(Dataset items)
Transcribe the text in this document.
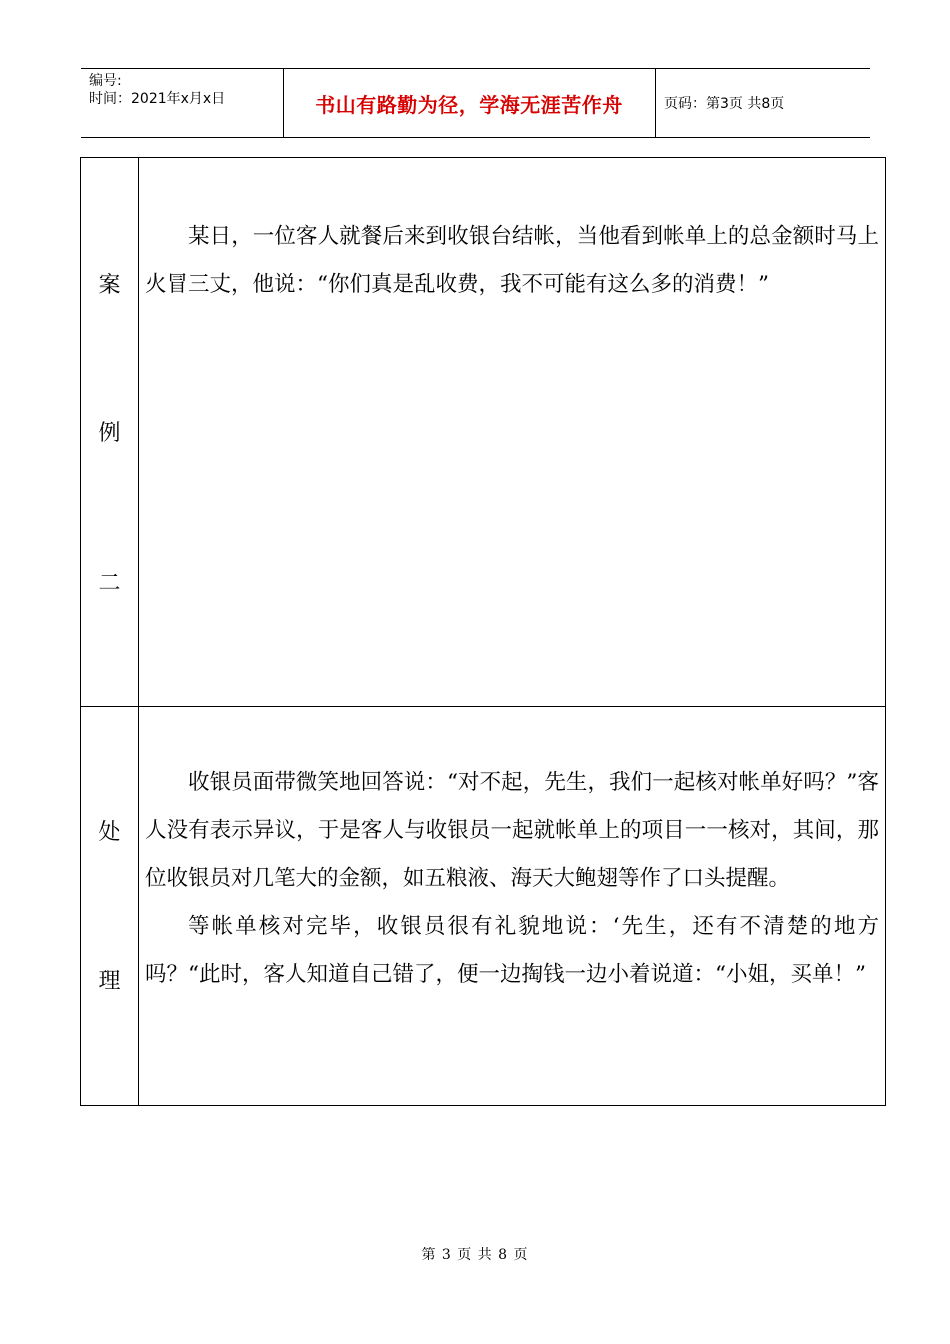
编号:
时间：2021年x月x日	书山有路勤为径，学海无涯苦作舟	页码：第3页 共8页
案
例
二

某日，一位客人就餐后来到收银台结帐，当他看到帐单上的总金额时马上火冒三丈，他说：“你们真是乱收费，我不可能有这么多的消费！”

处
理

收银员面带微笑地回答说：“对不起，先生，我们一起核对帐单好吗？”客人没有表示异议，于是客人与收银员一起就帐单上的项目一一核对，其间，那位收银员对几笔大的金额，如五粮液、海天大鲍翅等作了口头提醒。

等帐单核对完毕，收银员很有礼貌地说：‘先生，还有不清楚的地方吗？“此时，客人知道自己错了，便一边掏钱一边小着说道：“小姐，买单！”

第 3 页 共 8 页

**STATED EXERCISE:** Quote all the lines above exactly as given. Do not include the pictures.

**ANSWER FOR THIS EXERCISE:**
Transcribe the text in this document.
编号:
时间：2021年x月x日	书山有路勤为径，学海无涯苦作舟	页码：第3页 共8页
案
例
二

某日，一位客人就餐后来到收银台结帐，当他看到帐单上的总金额时马上火冒三丈，他说：“你们真是乱收费，我不可能有这么多的消费！”

处
理

收银员面带微笑地回答说：“对不起，先生，我们一起核对帐单好吗？”客人没有表示异议，于是客人与收银员一起就帐单上的项目一一核对，其间，那位收银员对几笔大的金额，如五粮液、海天大鲍翅等作了口头提醒。

等帐单核对完毕，收银员很有礼貌地说：‘先生，还有不清楚的地方吗？“此时，客人知道自己错了，便一边掏钱一边小着说道：“小姐，买单！”

第 3 页 共 8 页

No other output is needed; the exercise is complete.